**BRIEF**.
Note how many lines hold "method" and report that number by itself.

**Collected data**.
---
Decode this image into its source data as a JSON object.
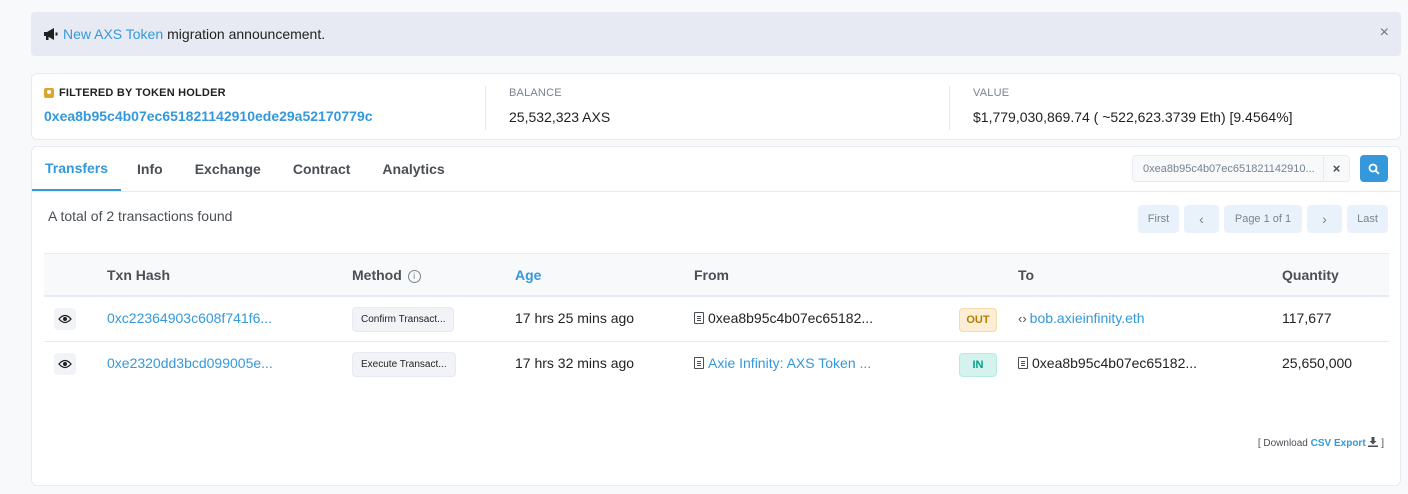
{
  "announcement": {
    "link_text": "New AXS Token",
    "text": "migration announcement.",
    "close": "×"
  },
  "summary": {
    "holder_label": "FILTERED BY TOKEN HOLDER",
    "holder_address": "0xea8b95c4b07ec651821142910ede29a52170779c",
    "balance_label": "BALANCE",
    "balance_value": "25,532,323 AXS",
    "value_label": "VALUE",
    "value_value": "$1,779,030,869.74 ( ~522,623.3739 Eth) [9.4564%]"
  },
  "tabs": [
    {
      "label": "Transfers",
      "active": true
    },
    {
      "label": "Info"
    },
    {
      "label": "Exchange"
    },
    {
      "label": "Contract"
    },
    {
      "label": "Analytics"
    }
  ],
  "search": {
    "value": "0xea8b95c4b07ec651821142910...",
    "clear": "×"
  },
  "results": {
    "found_text": "A total of 2 transactions found"
  },
  "pager": {
    "first": "First",
    "prev": "‹",
    "page": "Page 1 of 1",
    "next": "›",
    "last": "Last"
  },
  "table": {
    "headers": {
      "txn_hash": "Txn Hash",
      "method": "Method",
      "age": "Age",
      "from": "From",
      "to": "To",
      "quantity": "Quantity"
    },
    "rows": [
      {
        "txn_hash": "0xc22364903c608f741f6...",
        "method": "Confirm Transact...",
        "age": "17 hrs 25 mins ago",
        "from": "0xea8b95c4b07ec65182...",
        "direction": "OUT",
        "to": "bob.axieinfinity.eth",
        "quantity": "117,677"
      },
      {
        "txn_hash": "0xe2320dd3bcd099005e...",
        "method": "Execute Transact...",
        "age": "17 hrs 32 mins ago",
        "from": "Axie Infinity: AXS Token ...",
        "direction": "IN",
        "to": "0xea8b95c4b07ec65182...",
        "quantity": "25,650,000"
      }
    ]
  },
  "csv": {
    "prefix": "[ Download",
    "link": "CSV Export",
    "suffix": "]"
  },
  "colors": {
    "accent": "#3498db",
    "out_badge": "#fbeed5",
    "in_badge": "#d4f3ee"
  }
}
---
**RESULT OF THIS TASK**.
3